- _Text excerpt_

>> BEGIN

Why it should be 'Moneyball'

Posted by · 8:02 pm · February 17th, 2012

“We”re all told at some point in time that we can no longer play the children”s game,” a baseball scout says to a young Billy Beane in a flashback sequence in “Moneyball,” one of this year’s nine Best Picture nominees. “We just don”t know when that”s going to be. Some of us are told at 18, some of us are told at 40. But we”re all told.”

A “sports movie” is designed to follow a now familiar trajectory. There is an underdog (be it a group or an individual), an obstacle, a struggle, a conflict, a sequence where we believe that our hero will be forced to retreat and finally a life-affirming moment of triumph.

What is so fascinating about “Moneyball” is that it simultaneously follows and shatters those standards. It fundamentally disagrees with the overarching messages of the majority of sports films (just as its central character fundamentally challenged the way the financial team-building game of baseball was played). Many traditional sports movies either overtly or inherently deliver the message that our worth can be discovered, confirmed or solidified in one moment of victory and/or within the framework of a shiny, easily identifiable skill — even if that skill is simply strength of will.

“Moneyball” presents an image of the human experience that feels far more reflective of life, one in which we are, as Brad Pitt said in an interview with The Guardian, “a series of successes and failures,” who must make choices based on multiple and nuanced factors.

The other message of many sports films is that our worth ought to be reflected by outside markers to the degree that a loss of the prize in question would be an insurmountable tragedy. “Moneyball” reminds us of the times that we hit a home run and are so focused on the wrong thing that we don”t even know it.

Of course a major thematic core of the film is the idea that change, even when positive, healthy and necessary, is hard, dangerous and threatening to those who are currently benefiting from the status quo, or are simply too complacent to question it. In one of the film”s final sequences, Beane is told that “the first guy through the wall always gets a little bloodied.” Indeed, he must, because you cannot break apart a stagnant and flawed structure without doing a good deal of initial damage. That is true in government, business, cultural trends and embedded ideas.

Billy Beane, in a collaboration with a group of people (represented by Jonah Hill”s Peter Brand in the film), took an unfair system and restructured it using science and math, which is phenomenal in its own right. He also used the even more revolutionary idea that a team”s strength really can be found within the sum of its parts. Beane says “f-you” to the accepted way of viewing the game and its players by taking a motley crew of “misfit toys” whose worth had been missed, perhaps even by themselves for a time, and telling them to drop their egos in order to create something stronger than their individual limitations — stronger, even, than many teams that focus their sights on the spectacle and showmanship of superstars.

>> END

- _Requirements_
Reproduce the passage of the Moneyball essay starting at "The other message" and ending at "and embedded ideas.", word for word.

- _Data excerpts_
>> BEGIN

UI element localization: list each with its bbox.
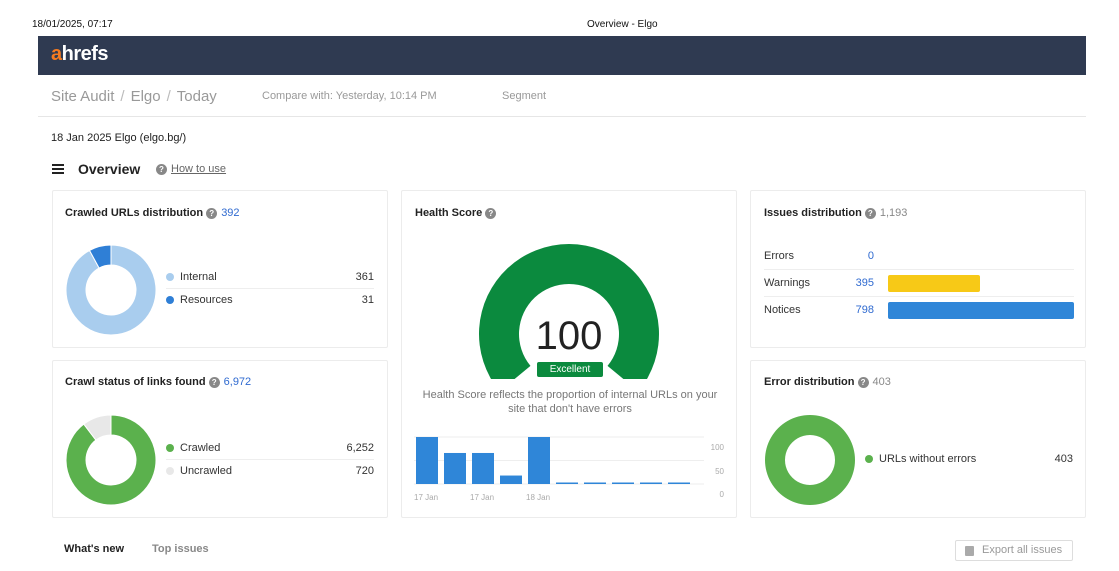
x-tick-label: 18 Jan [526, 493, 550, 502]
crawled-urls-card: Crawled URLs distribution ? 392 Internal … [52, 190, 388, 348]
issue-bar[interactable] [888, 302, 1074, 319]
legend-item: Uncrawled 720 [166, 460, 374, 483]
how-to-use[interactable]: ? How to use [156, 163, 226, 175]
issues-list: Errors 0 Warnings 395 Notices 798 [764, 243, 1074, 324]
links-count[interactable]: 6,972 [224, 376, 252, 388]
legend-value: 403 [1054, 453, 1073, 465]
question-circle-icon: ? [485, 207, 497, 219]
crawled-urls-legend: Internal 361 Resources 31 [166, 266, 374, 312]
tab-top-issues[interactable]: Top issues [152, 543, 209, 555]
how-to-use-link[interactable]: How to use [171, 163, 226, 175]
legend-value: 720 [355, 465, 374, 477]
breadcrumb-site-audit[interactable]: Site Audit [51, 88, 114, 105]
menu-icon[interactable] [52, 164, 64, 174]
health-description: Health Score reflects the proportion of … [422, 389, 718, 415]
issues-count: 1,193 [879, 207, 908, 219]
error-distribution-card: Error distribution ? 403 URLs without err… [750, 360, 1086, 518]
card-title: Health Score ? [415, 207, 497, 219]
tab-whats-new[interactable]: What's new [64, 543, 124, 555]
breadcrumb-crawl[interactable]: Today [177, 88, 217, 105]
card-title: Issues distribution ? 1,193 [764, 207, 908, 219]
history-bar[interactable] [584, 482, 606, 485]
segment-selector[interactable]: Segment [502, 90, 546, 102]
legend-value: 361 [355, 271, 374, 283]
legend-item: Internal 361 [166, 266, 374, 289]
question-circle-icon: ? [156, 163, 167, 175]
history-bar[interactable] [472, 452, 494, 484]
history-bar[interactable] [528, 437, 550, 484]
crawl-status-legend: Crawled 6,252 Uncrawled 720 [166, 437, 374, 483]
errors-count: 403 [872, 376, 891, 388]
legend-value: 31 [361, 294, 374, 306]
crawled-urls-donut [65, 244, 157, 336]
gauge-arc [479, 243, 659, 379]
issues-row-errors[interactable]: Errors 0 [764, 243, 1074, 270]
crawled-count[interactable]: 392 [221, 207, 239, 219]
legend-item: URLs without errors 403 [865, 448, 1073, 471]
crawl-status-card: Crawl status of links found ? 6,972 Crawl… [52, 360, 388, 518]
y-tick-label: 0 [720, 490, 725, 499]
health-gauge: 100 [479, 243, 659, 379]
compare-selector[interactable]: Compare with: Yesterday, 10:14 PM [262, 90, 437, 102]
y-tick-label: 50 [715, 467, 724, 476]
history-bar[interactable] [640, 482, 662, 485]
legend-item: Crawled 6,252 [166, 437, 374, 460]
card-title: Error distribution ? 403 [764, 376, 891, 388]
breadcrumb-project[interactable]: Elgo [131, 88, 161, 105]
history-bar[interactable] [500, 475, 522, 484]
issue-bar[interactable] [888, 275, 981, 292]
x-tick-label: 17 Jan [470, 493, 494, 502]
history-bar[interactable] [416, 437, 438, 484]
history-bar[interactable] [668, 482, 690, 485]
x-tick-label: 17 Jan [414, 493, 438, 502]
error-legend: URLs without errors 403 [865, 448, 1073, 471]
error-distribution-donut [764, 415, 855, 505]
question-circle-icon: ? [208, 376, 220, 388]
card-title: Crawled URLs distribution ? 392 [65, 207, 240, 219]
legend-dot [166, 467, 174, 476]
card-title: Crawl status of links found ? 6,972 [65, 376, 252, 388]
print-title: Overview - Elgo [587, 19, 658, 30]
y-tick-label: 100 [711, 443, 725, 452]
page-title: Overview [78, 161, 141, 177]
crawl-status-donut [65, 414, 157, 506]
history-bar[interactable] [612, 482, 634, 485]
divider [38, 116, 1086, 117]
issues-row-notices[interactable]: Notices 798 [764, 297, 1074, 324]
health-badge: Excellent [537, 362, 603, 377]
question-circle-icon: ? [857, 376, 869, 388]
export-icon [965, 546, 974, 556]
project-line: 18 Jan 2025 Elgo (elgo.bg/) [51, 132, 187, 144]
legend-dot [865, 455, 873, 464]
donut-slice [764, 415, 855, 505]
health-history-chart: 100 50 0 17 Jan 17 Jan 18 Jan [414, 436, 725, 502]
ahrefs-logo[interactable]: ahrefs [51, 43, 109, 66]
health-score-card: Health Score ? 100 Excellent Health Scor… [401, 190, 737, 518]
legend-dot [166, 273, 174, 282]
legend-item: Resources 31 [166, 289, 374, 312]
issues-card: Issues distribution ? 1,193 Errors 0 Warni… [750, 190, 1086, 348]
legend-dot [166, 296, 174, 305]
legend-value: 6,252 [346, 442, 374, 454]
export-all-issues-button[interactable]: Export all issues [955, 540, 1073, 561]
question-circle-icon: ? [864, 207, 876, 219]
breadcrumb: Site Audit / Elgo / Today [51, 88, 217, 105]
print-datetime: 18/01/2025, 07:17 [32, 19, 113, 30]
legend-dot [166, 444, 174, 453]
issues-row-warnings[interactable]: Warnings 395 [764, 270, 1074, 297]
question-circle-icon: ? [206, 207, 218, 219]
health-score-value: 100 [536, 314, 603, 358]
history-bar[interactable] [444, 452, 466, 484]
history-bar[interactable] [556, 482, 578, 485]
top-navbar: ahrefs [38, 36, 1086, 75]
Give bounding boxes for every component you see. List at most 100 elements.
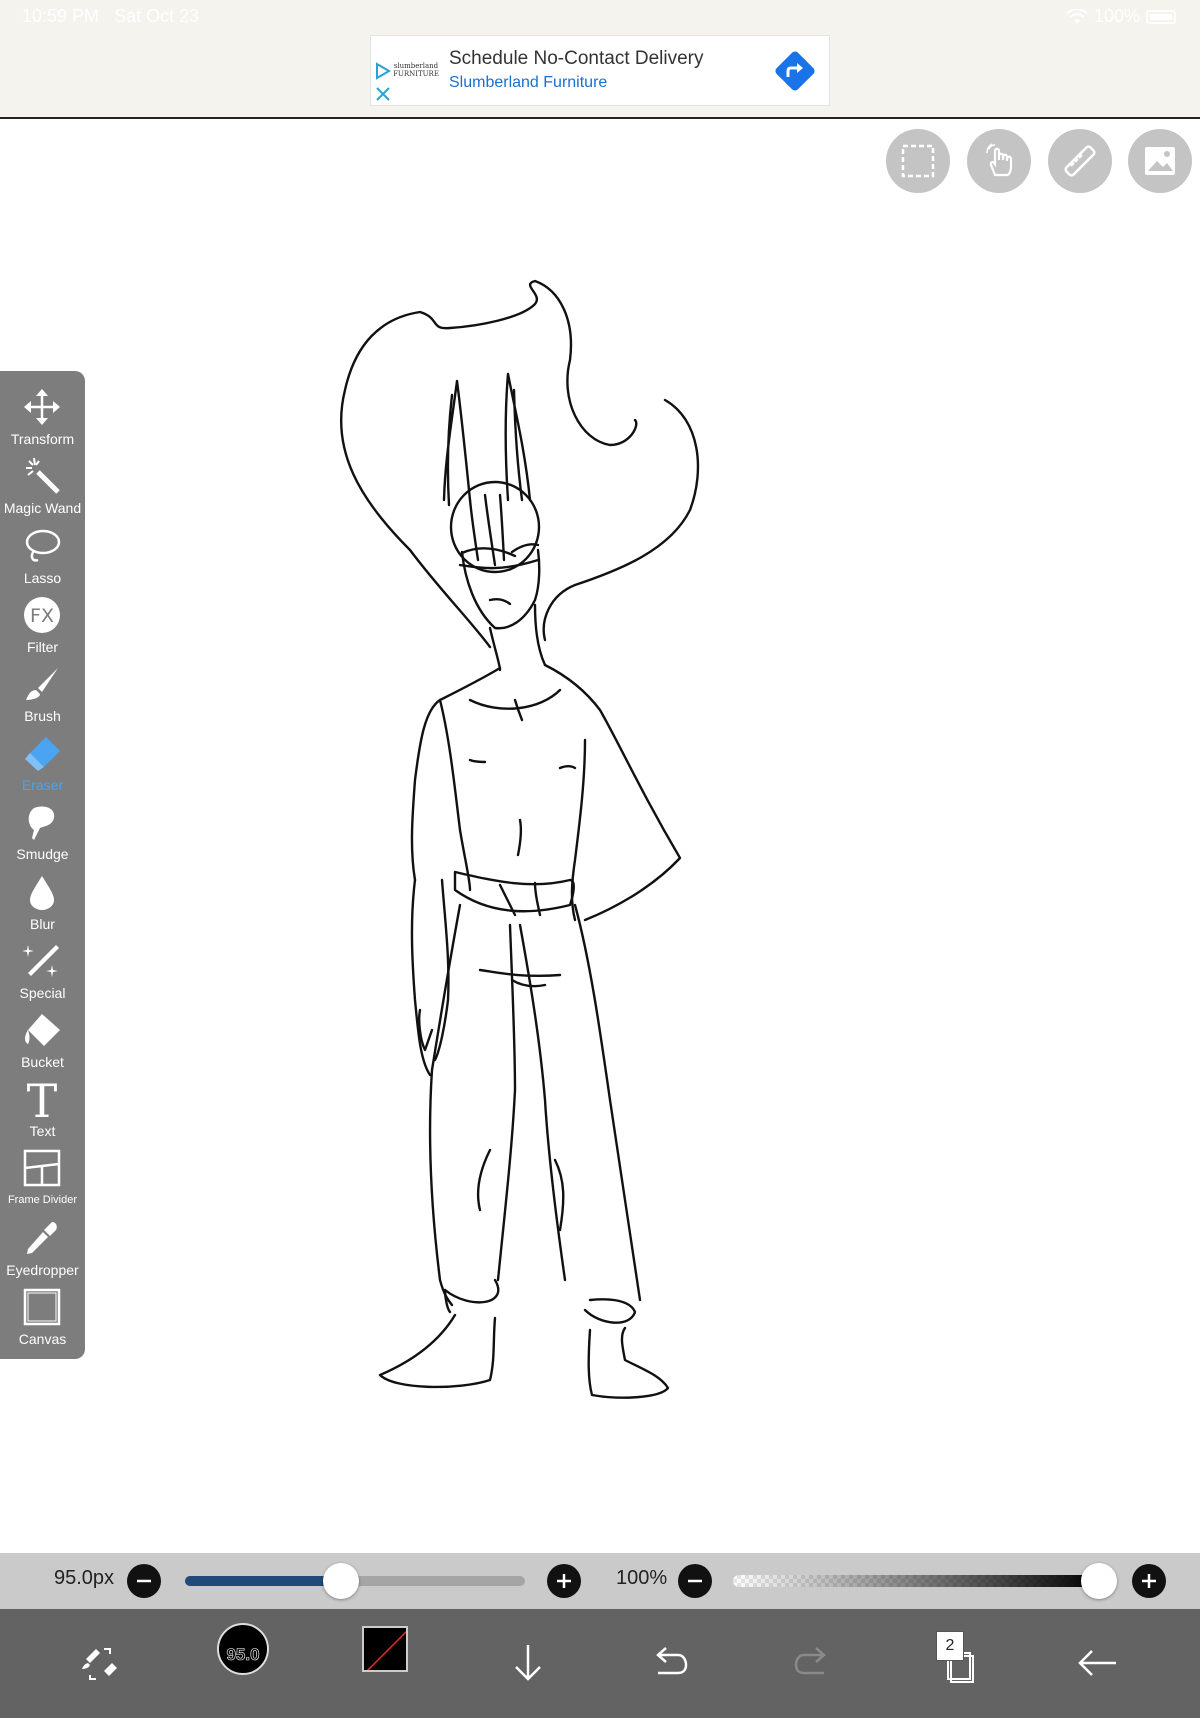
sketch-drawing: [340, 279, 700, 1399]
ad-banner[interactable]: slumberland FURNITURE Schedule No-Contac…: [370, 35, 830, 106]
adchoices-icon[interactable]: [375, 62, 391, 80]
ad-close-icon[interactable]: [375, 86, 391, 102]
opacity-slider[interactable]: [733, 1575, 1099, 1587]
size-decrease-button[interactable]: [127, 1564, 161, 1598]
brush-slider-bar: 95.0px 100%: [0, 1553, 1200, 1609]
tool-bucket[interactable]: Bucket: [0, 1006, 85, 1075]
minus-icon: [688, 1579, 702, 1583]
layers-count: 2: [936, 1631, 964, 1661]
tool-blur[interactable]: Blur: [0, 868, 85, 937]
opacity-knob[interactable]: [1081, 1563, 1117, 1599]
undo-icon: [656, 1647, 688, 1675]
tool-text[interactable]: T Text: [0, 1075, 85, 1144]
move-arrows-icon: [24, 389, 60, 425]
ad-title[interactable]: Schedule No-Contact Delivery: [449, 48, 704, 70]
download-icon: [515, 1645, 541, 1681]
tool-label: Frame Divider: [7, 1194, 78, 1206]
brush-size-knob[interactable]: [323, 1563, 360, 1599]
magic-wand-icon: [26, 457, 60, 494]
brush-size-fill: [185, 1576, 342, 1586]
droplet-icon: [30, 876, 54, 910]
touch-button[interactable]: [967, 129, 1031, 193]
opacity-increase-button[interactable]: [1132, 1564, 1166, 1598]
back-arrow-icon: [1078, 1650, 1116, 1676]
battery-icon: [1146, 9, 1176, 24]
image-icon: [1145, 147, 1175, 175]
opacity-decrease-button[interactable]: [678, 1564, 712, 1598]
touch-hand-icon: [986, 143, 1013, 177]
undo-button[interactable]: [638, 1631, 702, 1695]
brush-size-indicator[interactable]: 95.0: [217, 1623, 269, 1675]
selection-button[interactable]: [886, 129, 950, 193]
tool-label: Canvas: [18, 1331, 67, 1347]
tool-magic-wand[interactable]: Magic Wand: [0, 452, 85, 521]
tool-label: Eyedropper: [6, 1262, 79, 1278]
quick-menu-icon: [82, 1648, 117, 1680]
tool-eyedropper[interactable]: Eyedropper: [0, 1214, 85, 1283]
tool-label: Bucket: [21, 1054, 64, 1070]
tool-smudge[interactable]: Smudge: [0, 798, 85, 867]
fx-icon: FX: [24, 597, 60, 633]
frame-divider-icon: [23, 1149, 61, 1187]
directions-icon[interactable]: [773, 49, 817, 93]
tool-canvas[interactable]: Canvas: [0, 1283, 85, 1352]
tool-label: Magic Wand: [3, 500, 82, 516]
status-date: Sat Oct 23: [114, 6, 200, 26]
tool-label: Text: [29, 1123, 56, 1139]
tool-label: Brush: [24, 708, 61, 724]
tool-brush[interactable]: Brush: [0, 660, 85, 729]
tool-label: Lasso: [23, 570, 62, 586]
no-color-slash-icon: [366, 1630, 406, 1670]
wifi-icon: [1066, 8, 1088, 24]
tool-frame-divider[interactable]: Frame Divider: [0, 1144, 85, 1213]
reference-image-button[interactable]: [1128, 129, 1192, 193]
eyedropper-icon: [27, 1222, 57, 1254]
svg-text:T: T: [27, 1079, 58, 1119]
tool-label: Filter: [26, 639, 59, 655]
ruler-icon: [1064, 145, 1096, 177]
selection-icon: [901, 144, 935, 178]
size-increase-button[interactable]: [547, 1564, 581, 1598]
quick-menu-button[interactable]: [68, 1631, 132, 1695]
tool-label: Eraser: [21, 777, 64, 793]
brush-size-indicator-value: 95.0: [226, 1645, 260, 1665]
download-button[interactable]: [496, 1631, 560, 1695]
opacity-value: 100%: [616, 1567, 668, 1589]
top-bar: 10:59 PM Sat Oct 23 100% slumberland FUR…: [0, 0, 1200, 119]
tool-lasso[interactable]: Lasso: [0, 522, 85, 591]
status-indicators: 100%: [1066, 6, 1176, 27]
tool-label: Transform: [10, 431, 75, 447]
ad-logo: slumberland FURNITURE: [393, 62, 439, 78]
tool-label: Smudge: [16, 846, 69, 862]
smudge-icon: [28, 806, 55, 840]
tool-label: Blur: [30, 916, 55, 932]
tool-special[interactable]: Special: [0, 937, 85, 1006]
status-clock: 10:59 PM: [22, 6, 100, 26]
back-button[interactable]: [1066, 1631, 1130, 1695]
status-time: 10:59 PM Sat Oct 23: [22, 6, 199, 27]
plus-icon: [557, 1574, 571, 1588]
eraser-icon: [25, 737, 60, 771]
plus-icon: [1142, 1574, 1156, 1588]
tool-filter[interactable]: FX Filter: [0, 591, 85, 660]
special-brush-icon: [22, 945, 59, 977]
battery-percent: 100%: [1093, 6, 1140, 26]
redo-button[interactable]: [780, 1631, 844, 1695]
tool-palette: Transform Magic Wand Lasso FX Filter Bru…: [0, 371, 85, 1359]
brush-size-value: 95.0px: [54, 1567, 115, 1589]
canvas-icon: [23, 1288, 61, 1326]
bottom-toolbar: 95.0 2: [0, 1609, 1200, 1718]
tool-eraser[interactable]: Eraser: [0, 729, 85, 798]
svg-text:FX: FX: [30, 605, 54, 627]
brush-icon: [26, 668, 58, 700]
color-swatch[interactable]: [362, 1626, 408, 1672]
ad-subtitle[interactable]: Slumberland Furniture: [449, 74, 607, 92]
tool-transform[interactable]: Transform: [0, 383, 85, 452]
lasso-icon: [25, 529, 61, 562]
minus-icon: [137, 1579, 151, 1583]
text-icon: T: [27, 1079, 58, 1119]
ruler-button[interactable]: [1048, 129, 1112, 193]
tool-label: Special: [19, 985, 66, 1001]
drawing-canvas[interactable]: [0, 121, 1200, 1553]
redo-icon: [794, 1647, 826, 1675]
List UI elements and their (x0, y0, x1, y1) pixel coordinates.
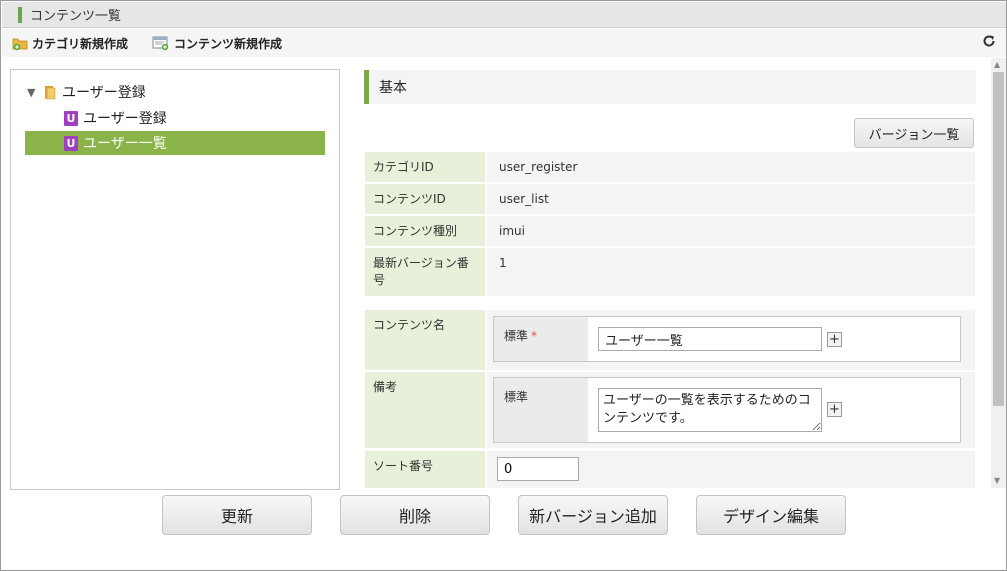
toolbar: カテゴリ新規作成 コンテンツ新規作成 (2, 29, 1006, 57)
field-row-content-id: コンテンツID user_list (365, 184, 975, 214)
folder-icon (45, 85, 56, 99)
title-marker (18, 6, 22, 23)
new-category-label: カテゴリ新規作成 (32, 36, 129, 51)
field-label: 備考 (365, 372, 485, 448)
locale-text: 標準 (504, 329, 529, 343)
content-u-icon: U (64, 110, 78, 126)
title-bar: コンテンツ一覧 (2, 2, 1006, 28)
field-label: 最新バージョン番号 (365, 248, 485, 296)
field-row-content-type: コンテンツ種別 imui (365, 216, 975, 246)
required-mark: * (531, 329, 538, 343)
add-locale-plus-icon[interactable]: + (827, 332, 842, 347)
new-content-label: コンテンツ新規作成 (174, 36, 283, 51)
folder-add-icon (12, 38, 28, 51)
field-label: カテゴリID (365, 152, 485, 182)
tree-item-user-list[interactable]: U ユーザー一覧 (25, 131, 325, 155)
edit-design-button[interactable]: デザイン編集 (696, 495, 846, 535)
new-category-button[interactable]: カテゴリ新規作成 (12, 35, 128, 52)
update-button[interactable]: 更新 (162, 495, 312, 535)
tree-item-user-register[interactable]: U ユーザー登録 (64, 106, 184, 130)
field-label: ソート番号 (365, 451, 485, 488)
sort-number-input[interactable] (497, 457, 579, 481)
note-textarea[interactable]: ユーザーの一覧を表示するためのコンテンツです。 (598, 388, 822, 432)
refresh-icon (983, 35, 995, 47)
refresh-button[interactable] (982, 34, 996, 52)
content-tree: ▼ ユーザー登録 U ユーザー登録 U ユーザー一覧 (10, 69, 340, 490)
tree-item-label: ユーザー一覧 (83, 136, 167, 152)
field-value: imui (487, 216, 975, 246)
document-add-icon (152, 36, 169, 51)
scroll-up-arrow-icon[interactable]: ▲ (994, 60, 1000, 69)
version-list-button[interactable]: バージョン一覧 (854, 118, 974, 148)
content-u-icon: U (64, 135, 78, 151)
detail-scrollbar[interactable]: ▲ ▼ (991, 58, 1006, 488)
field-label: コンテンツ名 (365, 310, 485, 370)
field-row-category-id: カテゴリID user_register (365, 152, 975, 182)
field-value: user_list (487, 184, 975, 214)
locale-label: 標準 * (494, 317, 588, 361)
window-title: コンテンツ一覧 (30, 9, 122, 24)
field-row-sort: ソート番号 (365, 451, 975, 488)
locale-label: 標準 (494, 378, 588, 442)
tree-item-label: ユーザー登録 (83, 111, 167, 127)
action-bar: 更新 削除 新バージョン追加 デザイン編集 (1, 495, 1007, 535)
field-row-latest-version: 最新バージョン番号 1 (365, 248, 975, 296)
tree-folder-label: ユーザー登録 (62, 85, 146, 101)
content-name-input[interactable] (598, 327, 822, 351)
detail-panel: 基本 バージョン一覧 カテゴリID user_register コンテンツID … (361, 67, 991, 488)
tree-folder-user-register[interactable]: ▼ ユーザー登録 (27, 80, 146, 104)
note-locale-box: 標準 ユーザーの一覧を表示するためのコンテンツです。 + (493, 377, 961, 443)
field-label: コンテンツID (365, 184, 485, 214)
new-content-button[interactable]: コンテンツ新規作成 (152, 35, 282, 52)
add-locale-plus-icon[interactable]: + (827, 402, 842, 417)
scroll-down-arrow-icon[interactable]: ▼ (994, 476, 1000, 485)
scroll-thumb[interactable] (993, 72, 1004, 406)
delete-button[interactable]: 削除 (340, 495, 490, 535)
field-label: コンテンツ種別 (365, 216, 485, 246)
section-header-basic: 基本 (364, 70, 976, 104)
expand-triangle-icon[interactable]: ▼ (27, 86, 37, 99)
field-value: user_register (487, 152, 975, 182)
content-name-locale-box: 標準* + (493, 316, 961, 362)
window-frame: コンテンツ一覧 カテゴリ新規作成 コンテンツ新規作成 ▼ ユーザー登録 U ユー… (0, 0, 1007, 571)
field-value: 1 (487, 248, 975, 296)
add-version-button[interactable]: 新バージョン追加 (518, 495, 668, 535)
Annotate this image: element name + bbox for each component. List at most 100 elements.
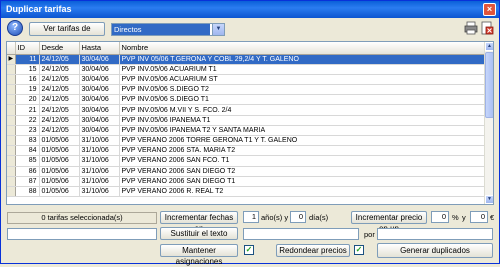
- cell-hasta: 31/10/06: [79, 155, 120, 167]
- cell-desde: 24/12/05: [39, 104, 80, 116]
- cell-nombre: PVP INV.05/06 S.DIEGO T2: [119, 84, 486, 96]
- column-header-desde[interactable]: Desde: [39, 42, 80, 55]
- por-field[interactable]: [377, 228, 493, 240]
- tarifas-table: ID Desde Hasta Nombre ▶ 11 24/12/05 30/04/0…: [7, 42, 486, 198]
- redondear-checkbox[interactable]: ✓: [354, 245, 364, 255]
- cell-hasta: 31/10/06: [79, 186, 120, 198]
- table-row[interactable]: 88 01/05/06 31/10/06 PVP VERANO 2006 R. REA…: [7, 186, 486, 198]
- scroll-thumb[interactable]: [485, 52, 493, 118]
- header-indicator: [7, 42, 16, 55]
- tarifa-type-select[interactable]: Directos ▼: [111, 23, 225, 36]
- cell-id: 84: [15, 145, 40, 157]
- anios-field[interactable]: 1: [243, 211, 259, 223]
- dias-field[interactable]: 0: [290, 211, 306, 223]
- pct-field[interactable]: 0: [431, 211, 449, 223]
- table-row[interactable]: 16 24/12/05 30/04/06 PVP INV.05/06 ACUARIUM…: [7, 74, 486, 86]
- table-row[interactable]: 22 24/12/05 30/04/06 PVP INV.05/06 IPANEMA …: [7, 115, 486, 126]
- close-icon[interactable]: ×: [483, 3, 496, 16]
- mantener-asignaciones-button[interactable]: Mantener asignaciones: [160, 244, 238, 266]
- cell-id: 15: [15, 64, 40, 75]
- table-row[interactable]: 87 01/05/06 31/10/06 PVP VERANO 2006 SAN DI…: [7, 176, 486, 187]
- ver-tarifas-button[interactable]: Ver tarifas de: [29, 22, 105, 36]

>> END

- _Task solution_
The other message of many sports films is that our worth ought to be reflected by outside markers to the degree that a loss of the prize in question would be an insurmountable tragedy. “Moneyball” reminds us of the times that we hit a home run and are so focused on the wrong thing that we don”t even know it.

Of course a major thematic core of the film is the idea that change, even when positive, healthy and necessary, is hard, dangerous and threatening to those who are currently benefiting from the status quo, or are simply too complacent to question it. In one of the film”s final sequences, Beane is told that “the first guy through the wall always gets a little bloodied.” Indeed, he must, because you cannot break apart a stagnant and flawed structure without doing a good deal of initial damage. That is true in government, business, cultural trends and embedded ideas.